* WHAT YOU WILL DO *
Write out all of the entries exactly as given.

........

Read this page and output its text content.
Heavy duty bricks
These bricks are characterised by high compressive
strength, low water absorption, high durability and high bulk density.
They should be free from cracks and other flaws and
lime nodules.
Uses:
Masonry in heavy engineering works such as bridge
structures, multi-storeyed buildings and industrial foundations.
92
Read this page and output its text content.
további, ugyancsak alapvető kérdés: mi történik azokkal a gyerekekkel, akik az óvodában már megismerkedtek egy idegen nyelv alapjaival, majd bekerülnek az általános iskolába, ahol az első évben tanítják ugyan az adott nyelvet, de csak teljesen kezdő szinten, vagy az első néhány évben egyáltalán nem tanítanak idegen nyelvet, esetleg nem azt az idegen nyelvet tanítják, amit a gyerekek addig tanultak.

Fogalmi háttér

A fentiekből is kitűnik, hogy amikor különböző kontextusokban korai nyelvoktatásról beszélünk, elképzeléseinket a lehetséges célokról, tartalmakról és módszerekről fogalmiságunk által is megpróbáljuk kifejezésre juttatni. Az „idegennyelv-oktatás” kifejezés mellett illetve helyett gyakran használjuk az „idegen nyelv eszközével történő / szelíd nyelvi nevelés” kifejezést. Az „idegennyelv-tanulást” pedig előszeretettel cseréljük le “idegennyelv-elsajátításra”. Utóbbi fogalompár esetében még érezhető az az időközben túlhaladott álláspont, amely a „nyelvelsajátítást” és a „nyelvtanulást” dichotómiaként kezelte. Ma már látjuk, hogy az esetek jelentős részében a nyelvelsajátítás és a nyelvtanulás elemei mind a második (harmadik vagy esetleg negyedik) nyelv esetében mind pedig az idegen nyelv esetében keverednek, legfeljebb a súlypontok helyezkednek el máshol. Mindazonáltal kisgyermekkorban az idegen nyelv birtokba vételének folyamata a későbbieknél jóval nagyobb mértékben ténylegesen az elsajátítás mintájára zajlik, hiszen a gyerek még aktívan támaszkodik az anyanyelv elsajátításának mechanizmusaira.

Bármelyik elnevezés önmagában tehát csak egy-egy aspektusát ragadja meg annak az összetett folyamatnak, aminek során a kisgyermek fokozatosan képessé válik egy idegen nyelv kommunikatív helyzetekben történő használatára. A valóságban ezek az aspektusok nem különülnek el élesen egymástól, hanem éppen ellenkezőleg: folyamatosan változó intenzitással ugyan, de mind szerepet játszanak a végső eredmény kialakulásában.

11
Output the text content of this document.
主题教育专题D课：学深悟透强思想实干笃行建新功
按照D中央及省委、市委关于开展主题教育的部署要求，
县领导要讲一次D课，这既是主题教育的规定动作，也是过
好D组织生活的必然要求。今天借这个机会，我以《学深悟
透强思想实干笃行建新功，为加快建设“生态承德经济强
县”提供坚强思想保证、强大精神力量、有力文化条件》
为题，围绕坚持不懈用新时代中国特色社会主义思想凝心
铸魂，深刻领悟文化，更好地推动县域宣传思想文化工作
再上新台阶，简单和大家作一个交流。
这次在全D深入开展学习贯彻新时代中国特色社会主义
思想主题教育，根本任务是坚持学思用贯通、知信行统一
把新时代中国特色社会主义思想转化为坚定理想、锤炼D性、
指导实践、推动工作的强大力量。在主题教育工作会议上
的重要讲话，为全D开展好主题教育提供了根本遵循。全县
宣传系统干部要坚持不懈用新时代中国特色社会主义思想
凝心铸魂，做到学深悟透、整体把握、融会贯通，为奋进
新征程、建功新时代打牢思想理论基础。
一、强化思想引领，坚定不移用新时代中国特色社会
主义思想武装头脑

........

* RESPONSE TO THE TASK *
Read this page and output its text content.
Heavy duty bricks
These bricks are characterised by high compressive
strength, low water absorption, high durability and high bulk density.
They should be free from cracks and other flaws and
lime nodules.
Uses:
Masonry in heavy engineering works such as bridge
structures, multi-storeyed buildings and industrial foundations.
92
Read this page and output its text content.
további, ugyancsak alapvető kérdés: mi történik azokkal a gyerekekkel, akik az óvodában már megismerkedtek egy idegen nyelv alapjaival, majd bekerülnek az általános iskolába, ahol az első évben tanítják ugyan az adott nyelvet, de csak teljesen kezdő szinten, vagy az első néhány évben egyáltalán nem tanítanak idegen nyelvet, esetleg nem azt az idegen nyelvet tanítják, amit a gyerekek addig tanultak.

Fogalmi háttér

A fentiekből is kitűnik, hogy amikor különböző kontextusokban korai nyelvoktatásról beszélünk, elképzeléseinket a lehetséges célokról, tartalmakról és módszerekről fogalmiságunk által is megpróbáljuk kifejezésre juttatni. Az „idegennyelv-oktatás” kifejezés mellett illetve helyett gyakran használjuk az „idegen nyelv eszközével történő / szelíd nyelvi nevelés” kifejezést. Az „idegennyelv-tanulást” pedig előszeretettel cseréljük le “idegennyelv-elsajátításra”. Utóbbi fogalompár esetében még érezhető az az időközben túlhaladott álláspont, amely a „nyelvelsajátítást” és a „nyelvtanulást” dichotómiaként kezelte. Ma már látjuk, hogy az esetek jelentős részében a nyelvelsajátítás és a nyelvtanulás elemei mind a második (harmadik vagy esetleg negyedik) nyelv esetében mind pedig az idegen nyelv esetében keverednek, legfeljebb a súlypontok helyezkednek el máshol. Mindazonáltal kisgyermekkorban az idegen nyelv birtokba vételének folyamata a későbbieknél jóval nagyobb mértékben ténylegesen az elsajátítás mintájára zajlik, hiszen a gyerek még aktívan támaszkodik az anyanyelv elsajátításának mechanizmusaira.

Bármelyik elnevezés önmagában tehát csak egy-egy aspektusát ragadja meg annak az összetett folyamatnak, aminek során a kisgyermek fokozatosan képessé válik egy idegen nyelv kommunikatív helyzetekben történő használatára. A valóságban ezek az aspektusok nem különülnek el élesen egymástól, hanem éppen ellenkezőleg: folyamatosan változó intenzitással ugyan, de mind szerepet játszanak a végső eredmény kialakulásában.

11
Output the text content of this document.
主题教育专题D课：学深悟透强思想实干笃行建新功
按照D中央及省委、市委关于开展主题教育的部署要求，
县领导要讲一次D课，这既是主题教育的规定动作，也是过
好D组织生活的必然要求。今天借这个机会，我以《学深悟
透强思想实干笃行建新功，为加快建设“生态承德经济强
县”提供坚强思想保证、强大精神力量、有力文化条件》
为题，围绕坚持不懈用新时代中国特色社会主义思想凝心
铸魂，深刻领悟文化，更好地推动县域宣传思想文化工作
再上新台阶，简单和大家作一个交流。
这次在全D深入开展学习贯彻新时代中国特色社会主义
思想主题教育，根本任务是坚持学思用贯通、知信行统一
把新时代中国特色社会主义思想转化为坚定理想、锤炼D性、
指导实践、推动工作的强大力量。在主题教育工作会议上
的重要讲话，为全D开展好主题教育提供了根本遵循。全县
宣传系统干部要坚持不懈用新时代中国特色社会主义思想
凝心铸魂，做到学深悟透、整体把握、融会贯通，为奋进
新征程、建功新时代打牢思想理论基础。
一、强化思想引领，坚定不移用新时代中国特色社会
主义思想武装头脑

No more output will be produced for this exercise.